[Begin Given data]

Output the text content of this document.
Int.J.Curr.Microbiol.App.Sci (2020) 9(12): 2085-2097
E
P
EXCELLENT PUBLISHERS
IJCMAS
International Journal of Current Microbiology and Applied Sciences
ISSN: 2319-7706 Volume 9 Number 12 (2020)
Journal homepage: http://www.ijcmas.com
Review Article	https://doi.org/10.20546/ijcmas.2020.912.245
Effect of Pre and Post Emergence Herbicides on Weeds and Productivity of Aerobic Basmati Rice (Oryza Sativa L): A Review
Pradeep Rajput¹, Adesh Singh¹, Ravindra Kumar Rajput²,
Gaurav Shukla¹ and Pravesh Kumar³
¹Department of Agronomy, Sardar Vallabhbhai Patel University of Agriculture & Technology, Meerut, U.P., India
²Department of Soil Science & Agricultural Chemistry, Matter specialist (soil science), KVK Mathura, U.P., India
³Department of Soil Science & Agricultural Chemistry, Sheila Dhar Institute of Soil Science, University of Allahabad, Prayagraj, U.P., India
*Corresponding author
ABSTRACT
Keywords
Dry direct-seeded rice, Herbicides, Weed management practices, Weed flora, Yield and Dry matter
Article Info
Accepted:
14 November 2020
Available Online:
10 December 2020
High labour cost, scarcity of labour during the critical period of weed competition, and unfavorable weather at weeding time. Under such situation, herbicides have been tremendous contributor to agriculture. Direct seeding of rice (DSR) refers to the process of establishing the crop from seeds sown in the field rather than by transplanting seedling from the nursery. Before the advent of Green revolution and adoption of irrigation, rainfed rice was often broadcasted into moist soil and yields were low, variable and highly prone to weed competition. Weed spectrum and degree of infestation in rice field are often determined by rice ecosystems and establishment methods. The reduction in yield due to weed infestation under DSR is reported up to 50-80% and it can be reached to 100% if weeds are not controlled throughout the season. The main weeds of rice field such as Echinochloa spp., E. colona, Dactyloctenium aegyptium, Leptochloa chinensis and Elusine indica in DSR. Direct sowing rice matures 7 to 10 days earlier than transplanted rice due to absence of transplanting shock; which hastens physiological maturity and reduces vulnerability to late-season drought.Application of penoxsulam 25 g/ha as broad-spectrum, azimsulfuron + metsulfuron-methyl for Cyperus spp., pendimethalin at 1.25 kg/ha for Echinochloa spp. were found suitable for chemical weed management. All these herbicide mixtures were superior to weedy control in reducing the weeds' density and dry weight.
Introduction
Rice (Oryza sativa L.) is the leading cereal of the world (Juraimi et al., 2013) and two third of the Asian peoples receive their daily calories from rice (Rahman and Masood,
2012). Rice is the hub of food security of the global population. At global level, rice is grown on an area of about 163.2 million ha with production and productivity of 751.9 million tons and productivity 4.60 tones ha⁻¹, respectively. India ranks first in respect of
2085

[End Given data]

Send back each record exactly as it stands.

* [Response]:
Output the text content of this document.
Int.J.Curr.Microbiol.App.Sci (2020) 9(12): 2085-2097
E
P
EXCELLENT PUBLISHERS
IJCMAS
International Journal of Current Microbiology and Applied Sciences
ISSN: 2319-7706 Volume 9 Number 12 (2020)
Journal homepage: http://www.ijcmas.com
Review Article	https://doi.org/10.20546/ijcmas.2020.912.245
Effect of Pre and Post Emergence Herbicides on Weeds and Productivity of Aerobic Basmati Rice (Oryza Sativa L): A Review
Pradeep Rajput¹, Adesh Singh¹, Ravindra Kumar Rajput²,
Gaurav Shukla¹ and Pravesh Kumar³
¹Department of Agronomy, Sardar Vallabhbhai Patel University of Agriculture & Technology, Meerut, U.P., India
²Department of Soil Science & Agricultural Chemistry, Matter specialist (soil science), KVK Mathura, U.P., India
³Department of Soil Science & Agricultural Chemistry, Sheila Dhar Institute of Soil Science, University of Allahabad, Prayagraj, U.P., India
*Corresponding author
ABSTRACT
Keywords
Dry direct-seeded rice, Herbicides, Weed management practices, Weed flora, Yield and Dry matter
Article Info
Accepted:
14 November 2020
Available Online:
10 December 2020
High labour cost, scarcity of labour during the critical period of weed competition, and unfavorable weather at weeding time. Under such situation, herbicides have been tremendous contributor to agriculture. Direct seeding of rice (DSR) refers to the process of establishing the crop from seeds sown in the field rather than by transplanting seedling from the nursery. Before the advent of Green revolution and adoption of irrigation, rainfed rice was often broadcasted into moist soil and yields were low, variable and highly prone to weed competition. Weed spectrum and degree of infestation in rice field are often determined by rice ecosystems and establishment methods. The reduction in yield due to weed infestation under DSR is reported up to 50-80% and it can be reached to 100% if weeds are not controlled throughout the season. The main weeds of rice field such as Echinochloa spp., E. colona, Dactyloctenium aegyptium, Leptochloa chinensis and Elusine indica in DSR. Direct sowing rice matures 7 to 10 days earlier than transplanted rice due to absence of transplanting shock; which hastens physiological maturity and reduces vulnerability to late-season drought.Application of penoxsulam 25 g/ha as broad-spectrum, azimsulfuron + metsulfuron-methyl for Cyperus spp., pendimethalin at 1.25 kg/ha for Echinochloa spp. were found suitable for chemical weed management. All these herbicide mixtures were superior to weedy control in reducing the weeds' density and dry weight.
Introduction
Rice (Oryza sativa L.) is the leading cereal of the world (Juraimi et al., 2013) and two third of the Asian peoples receive their daily calories from rice (Rahman and Masood,
2012). Rice is the hub of food security of the global population. At global level, rice is grown on an area of about 163.2 million ha with production and productivity of 751.9 million tons and productivity 4.60 tones ha⁻¹, respectively. India ranks first in respect of
2085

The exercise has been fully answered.